Task description
Return every line of the records below word for word, omitting the pictures.

Information shown
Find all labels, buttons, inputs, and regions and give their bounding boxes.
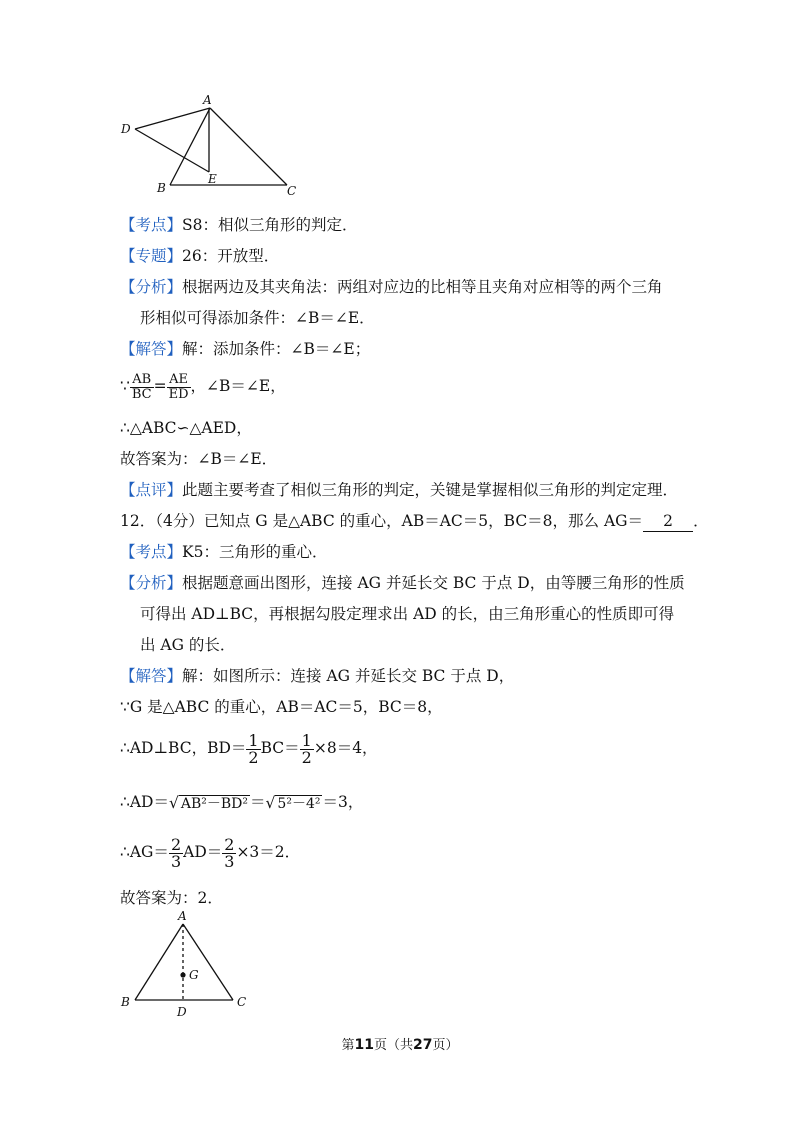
kaodian-tag: 【考点】: [120, 216, 183, 234]
fig2-label-c: C: [237, 995, 247, 1009]
fenxi-text-1: 根据题意画出图形，连接 AG 并延长交 BC 于点 D，由等腰三角形的性质: [182, 574, 685, 592]
frac-num: 2: [224, 834, 235, 854]
frac-num: 1: [301, 730, 312, 750]
jieda-text: 解：如图所示：连接 AG 并延长交 BC 于点 D，: [182, 667, 515, 685]
q12-jieda: [120, 666, 514, 686]
frac-den: 3: [224, 851, 235, 871]
frac-den: 2: [248, 747, 259, 767]
q11-zhuanti: [120, 246, 279, 266]
because-symbol: ∵: [120, 377, 130, 395]
q11-step2: ∴△ABC∽△AED，: [120, 419, 252, 437]
centroid-point: [180, 972, 185, 977]
jieda-tag: 【解答】: [120, 667, 183, 685]
q11-dianping: [120, 480, 678, 500]
kaodian-text: S8：相似三角形的判定．: [182, 216, 358, 234]
sqrt-ab-bd: √ AB²－BD²: [168, 793, 249, 812]
frac-den: BC: [131, 386, 152, 402]
q12-step4: [120, 832, 300, 872]
step2-mid: BC＝: [260, 739, 300, 757]
q11-step1: [120, 368, 286, 404]
q11-jieda: [120, 339, 370, 359]
equals: ＝: [250, 793, 266, 811]
fig1-label-a: A: [203, 93, 212, 107]
figure-similar-triangles: [115, 92, 305, 202]
fenxi-text-2: 形相似可得添加条件：∠B＝∠E．: [140, 309, 375, 327]
frac-den: 3: [170, 851, 182, 871]
fig1-label-c: C: [287, 184, 297, 198]
frac-den: 2: [301, 747, 312, 767]
equals: =: [153, 377, 167, 395]
fraction-2-3: [222, 834, 236, 871]
frac-num: 1: [248, 730, 259, 750]
q12-fenxi: [120, 573, 685, 593]
question-end: ．: [693, 512, 709, 530]
sqrt-5-4: √ 5²－4²: [265, 793, 321, 812]
step4-prefix: ∴AG＝: [120, 843, 169, 861]
q12-step1: ∵G 是△ABC 的重心，AB＝AC＝5，BC＝8，: [120, 698, 443, 716]
total-pages: 27: [413, 1037, 433, 1053]
dianping-tag: 【点评】: [120, 481, 183, 499]
frac-den: ED: [168, 386, 189, 402]
fraction-1-2: [246, 730, 260, 767]
step2-prefix: ∴AD⊥BC，BD＝: [120, 739, 247, 757]
figure-centroid-triangle: [115, 908, 265, 1020]
fig2-label-d: D: [177, 1005, 187, 1019]
fenxi-text-3: 出 AG 的长．: [140, 636, 236, 654]
q11-fenxi: [120, 277, 663, 297]
footer-post: 页）: [432, 1038, 459, 1053]
q12-question: [120, 511, 709, 532]
dianping-text: 此题主要考查了相似三角形的判定，关键是掌握相似三角形的判定定理．: [182, 481, 679, 499]
fenxi-text-1: 根据两边及其夹角法：两组对应边的比相等且夹角对应相等的两个三角: [182, 278, 663, 296]
fenxi-tag: 【分析】: [120, 278, 183, 296]
step4-suffix: ×3＝2．: [236, 843, 301, 861]
answer-blank: 2: [643, 511, 693, 532]
jieda-text: 解：添加条件：∠B＝∠E；: [182, 340, 371, 358]
step3-prefix: ∴AD＝: [120, 793, 169, 811]
fig2-label-a: A: [178, 909, 187, 923]
fig2-label-g: G: [189, 968, 199, 982]
fraction-ae-ed: [167, 373, 191, 402]
q12-step3: [120, 784, 363, 822]
fraction-2-3: [169, 834, 183, 871]
q12-answer: 故答案为：2．: [120, 889, 223, 907]
footer-pre: 第: [341, 1038, 355, 1053]
fig1-label-d: D: [121, 122, 131, 136]
frac-num: AE: [167, 373, 191, 388]
fig2-label-b: B: [121, 995, 130, 1009]
frac-num: 2: [170, 834, 182, 854]
zhuanti-text: 26：开放型．: [182, 247, 280, 265]
radicand: AB²－BD²: [180, 795, 249, 812]
fig1-label-b: B: [157, 181, 166, 195]
step4-mid: AD＝: [183, 843, 223, 861]
jieda-tag: 【解答】: [120, 340, 183, 358]
footer-mid: 页（共: [373, 1038, 413, 1053]
q12-step2: [120, 728, 378, 768]
step3-suffix: ＝3，: [322, 793, 364, 811]
fig1-label-e: E: [208, 172, 217, 186]
q12-kaodian: [120, 542, 327, 562]
kaodian-text: K5：三角形的重心．: [182, 543, 328, 561]
question-text: 12．（4分）已知点 G 是△ABC 的重心，AB＝AC＝5，BC＝8，那么 AG＝: [120, 512, 644, 530]
radicand: 5²－4²: [277, 795, 321, 812]
fenxi-tag: 【分析】: [120, 574, 183, 592]
step2-suffix: ×8＝4，: [313, 739, 378, 757]
fenxi-text-2: 可得出 AD⊥BC，再根据勾股定理求出 AD 的长，由三角形重心的性质即可得: [140, 605, 675, 623]
kaodian-tag: 【考点】: [120, 543, 183, 561]
step1-suffix: ，∠B＝∠E，: [190, 377, 286, 395]
frac-num: AB: [130, 373, 154, 388]
q11-kaodian: [120, 215, 358, 235]
q11-answer: 故答案为：∠B＝∠E．: [120, 450, 278, 468]
zhuanti-tag: 【专题】: [120, 247, 183, 265]
page-footer: [0, 1034, 800, 1053]
page-number: 11: [354, 1037, 374, 1053]
fraction-ab-bc: [130, 373, 154, 402]
fraction-1-2: [300, 730, 314, 767]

Result for this task
Find all labels, buttons, inputs, and regions and give their bounding boxes.
kaodian-tag: 【考点】: [120, 216, 183, 234]
fig2-label-c: C: [237, 995, 247, 1009]
fenxi-text-1: 根据题意画出图形，连接 AG 并延长交 BC 于点 D，由等腰三角形的性质: [182, 574, 685, 592]
frac-num: 2: [224, 834, 235, 854]
frac-num: 1: [301, 730, 312, 750]
jieda-text: 解：如图所示：连接 AG 并延长交 BC 于点 D，: [182, 667, 515, 685]
q12-jieda: [120, 666, 514, 686]
frac-den: 3: [224, 851, 235, 871]
frac-den: 2: [248, 747, 259, 767]
q11-zhuanti: [120, 246, 279, 266]
because-symbol: ∵: [120, 377, 130, 395]
q11-step2: ∴△ABC∽△AED，: [120, 419, 252, 437]
centroid-point: [180, 972, 185, 977]
jieda-tag: 【解答】: [120, 667, 183, 685]
q11-dianping: [120, 480, 678, 500]
kaodian-text: S8：相似三角形的判定．: [182, 216, 358, 234]
sqrt-ab-bd: √ AB²－BD²: [168, 793, 249, 812]
frac-den: BC: [131, 386, 152, 402]
q12-step4: [120, 832, 300, 872]
step2-mid: BC＝: [260, 739, 300, 757]
q11-step1: [120, 368, 286, 404]
q11-jieda: [120, 339, 370, 359]
equals: ＝: [250, 793, 266, 811]
fig1-label-a: A: [203, 93, 212, 107]
figure-similar-triangles: [115, 92, 305, 202]
fenxi-text-2: 形相似可得添加条件：∠B＝∠E．: [140, 309, 375, 327]
frac-den: 3: [170, 851, 182, 871]
fig1-label-c: C: [287, 184, 297, 198]
frac-den: 2: [301, 747, 312, 767]
equals: =: [153, 377, 167, 395]
fraction-2-3: [222, 834, 236, 871]
frac-num: 1: [248, 730, 259, 750]
q12-fenxi: [120, 573, 685, 593]
question-end: ．: [693, 512, 709, 530]
sqrt-5-4: √ 5²－4²: [265, 793, 321, 812]
step4-prefix: ∴AG＝: [120, 843, 169, 861]
q12-step1: ∵G 是△ABC 的重心，AB＝AC＝5，BC＝8，: [120, 698, 443, 716]
total-pages: 27: [413, 1037, 433, 1053]
dianping-tag: 【点评】: [120, 481, 183, 499]
frac-den: ED: [168, 386, 189, 402]
fraction-1-2: [246, 730, 260, 767]
step2-prefix: ∴AD⊥BC，BD＝: [120, 739, 247, 757]
figure-centroid-triangle: [115, 908, 265, 1020]
fig2-label-d: D: [177, 1005, 187, 1019]
fenxi-text-3: 出 AG 的长．: [140, 636, 236, 654]
q11-fenxi: [120, 277, 663, 297]
footer-post: 页）: [432, 1038, 459, 1053]
q12-question: [120, 511, 709, 532]
dianping-text: 此题主要考查了相似三角形的判定，关键是掌握相似三角形的判定定理．: [182, 481, 679, 499]
fenxi-text-1: 根据两边及其夹角法：两组对应边的比相等且夹角对应相等的两个三角: [182, 278, 663, 296]
fenxi-tag: 【分析】: [120, 278, 183, 296]
step4-suffix: ×3＝2．: [236, 843, 301, 861]
answer-blank: 2: [643, 511, 693, 532]
jieda-text: 解：添加条件：∠B＝∠E；: [182, 340, 371, 358]
step3-prefix: ∴AD＝: [120, 793, 169, 811]
fig2-label-a: A: [178, 909, 187, 923]
fig2-label-g: G: [189, 968, 199, 982]
fraction-ae-ed: [167, 373, 191, 402]
q12-step3: [120, 784, 363, 822]
fraction-2-3: [169, 834, 183, 871]
q12-answer: 故答案为：2．: [120, 889, 223, 907]
footer-pre: 第: [341, 1038, 355, 1053]
fig1-label-d: D: [121, 122, 131, 136]
frac-num: AE: [167, 373, 191, 388]
fig2-label-b: B: [121, 995, 130, 1009]
frac-num: 2: [170, 834, 182, 854]
zhuanti-text: 26：开放型．: [182, 247, 280, 265]
radicand: AB²－BD²: [180, 795, 249, 812]
fig1-label-b: B: [157, 181, 166, 195]
step4-mid: AD＝: [183, 843, 223, 861]
jieda-tag: 【解答】: [120, 340, 183, 358]
footer-mid: 页（共: [373, 1038, 413, 1053]
q12-step2: [120, 728, 378, 768]
step3-suffix: ＝3，: [322, 793, 364, 811]
fig1-label-e: E: [208, 172, 217, 186]
q12-kaodian: [120, 542, 327, 562]
kaodian-text: K5：三角形的重心．: [182, 543, 328, 561]
question-text: 12．（4分）已知点 G 是△ABC 的重心，AB＝AC＝5，BC＝8，那么 AG＝: [120, 512, 644, 530]
radicand: 5²－4²: [277, 795, 321, 812]
fenxi-tag: 【分析】: [120, 574, 183, 592]
step2-suffix: ×8＝4，: [313, 739, 378, 757]
fenxi-text-2: 可得出 AD⊥BC，再根据勾股定理求出 AD 的长，由三角形重心的性质即可得: [140, 605, 675, 623]
kaodian-tag: 【考点】: [120, 543, 183, 561]
step1-suffix: ，∠B＝∠E，: [190, 377, 286, 395]
frac-num: AB: [130, 373, 154, 388]
q11-kaodian: [120, 215, 358, 235]
q11-answer: 故答案为：∠B＝∠E．: [120, 450, 278, 468]
zhuanti-tag: 【专题】: [120, 247, 183, 265]
page-footer: [0, 1034, 800, 1053]
page-number: 11: [354, 1037, 374, 1053]
fraction-ab-bc: [130, 373, 154, 402]
fraction-1-2: [300, 730, 314, 767]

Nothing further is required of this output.